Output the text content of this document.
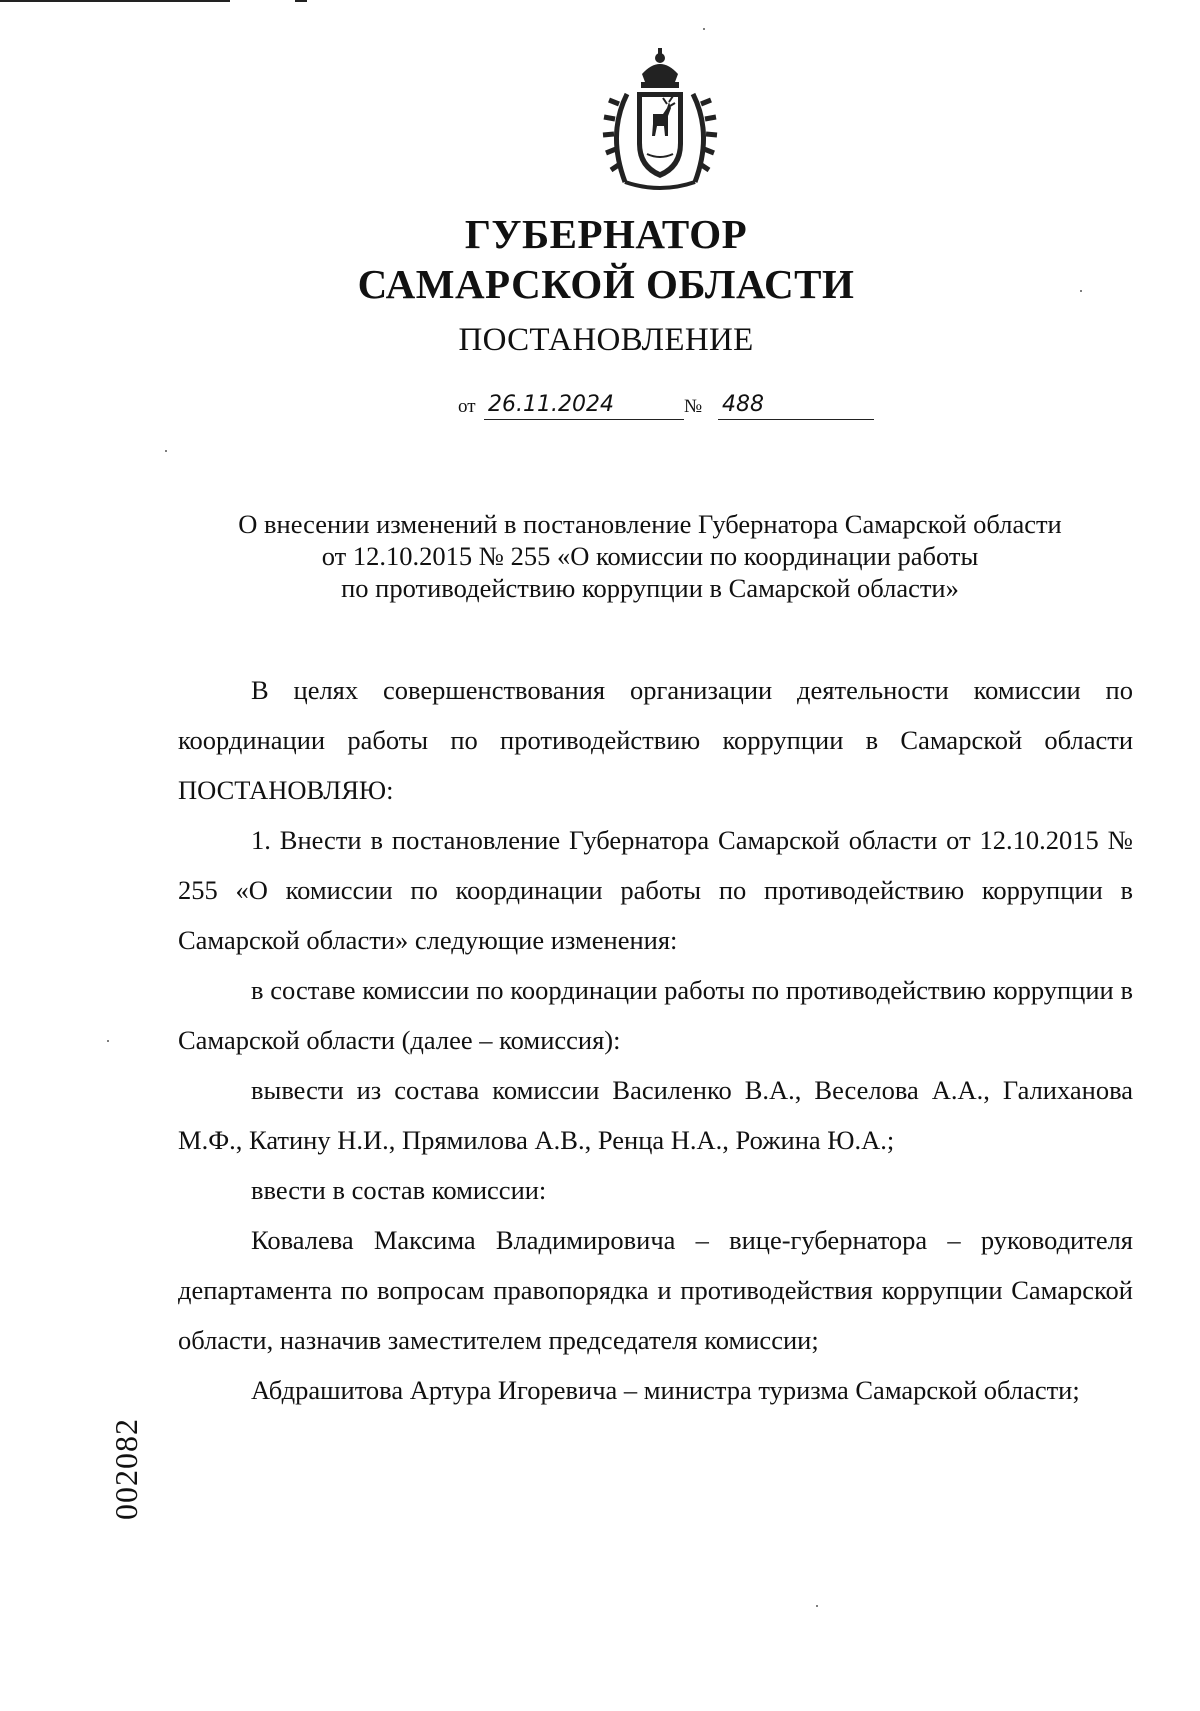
ГУБЕРНАТОР
САМАРСКОЙ ОБЛАСТИ
ПОСТАНОВЛЕНИЕ
от 26.11.2024	№ 488
О внесении изменений в постановление Губернатора Самарской области
от 12.10.2015 № 255 «О комиссии по координации работы
по противодействию коррупции в Самарской области»

В целях совершенствования организации деятельности комиссии по координации работы по противодействию коррупции в Самарской области ПОСТАНОВЛЯЮ:

1. Внести в постановление Губернатора Самарской области от 12.10.2015 № 255 «О комиссии по координации работы по противодействию коррупции в Самарской области» следующие изменения:

в составе комиссии по координации работы по противодействию коррупции в Самарской области (далее – комиссия):

вывести из состава комиссии Василенко В.А., Веселова А.А., Галиханова М.Ф., Катину Н.И., Прямилова А.В., Ренца Н.А., Рожина Ю.А.;

ввести в состав комиссии:

Ковалева Максима Владимировича – вице-губернатора – руководителя департамента по вопросам правопорядка и противодействия коррупции Самарской области, назначив заместителем председателя комиссии;

Абдрашитова Артура Игоревича – министра туризма Самарской области;

002082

★ ★ ★ ★ ★

» Short problem
Print the entries above exactly, taking out only the pictures.

» Task output
Output the text content of this document.
ГУБЕРНАТОР
САМАРСКОЙ ОБЛАСТИ
ПОСТАНОВЛЕНИЕ
от 26.11.2024	№ 488
О внесении изменений в постановление Губернатора Самарской области
от 12.10.2015 № 255 «О комиссии по координации работы
по противодействию коррупции в Самарской области»

В целях совершенствования организации деятельности комиссии по координации работы по противодействию коррупции в Самарской области ПОСТАНОВЛЯЮ:

1. Внести в постановление Губернатора Самарской области от 12.10.2015 № 255 «О комиссии по координации работы по противодействию коррупции в Самарской области» следующие изменения:

в составе комиссии по координации работы по противодействию коррупции в Самарской области (далее – комиссия):

вывести из состава комиссии Василенко В.А., Веселова А.А., Галиханова М.Ф., Катину Н.И., Прямилова А.В., Ренца Н.А., Рожина Ю.А.;

ввести в состав комиссии:

Ковалева Максима Владимировича – вице-губернатора – руководителя департамента по вопросам правопорядка и противодействия коррупции Самарской области, назначив заместителем председателя комиссии;

Абдрашитова Артура Игоревича – министра туризма Самарской области;

002082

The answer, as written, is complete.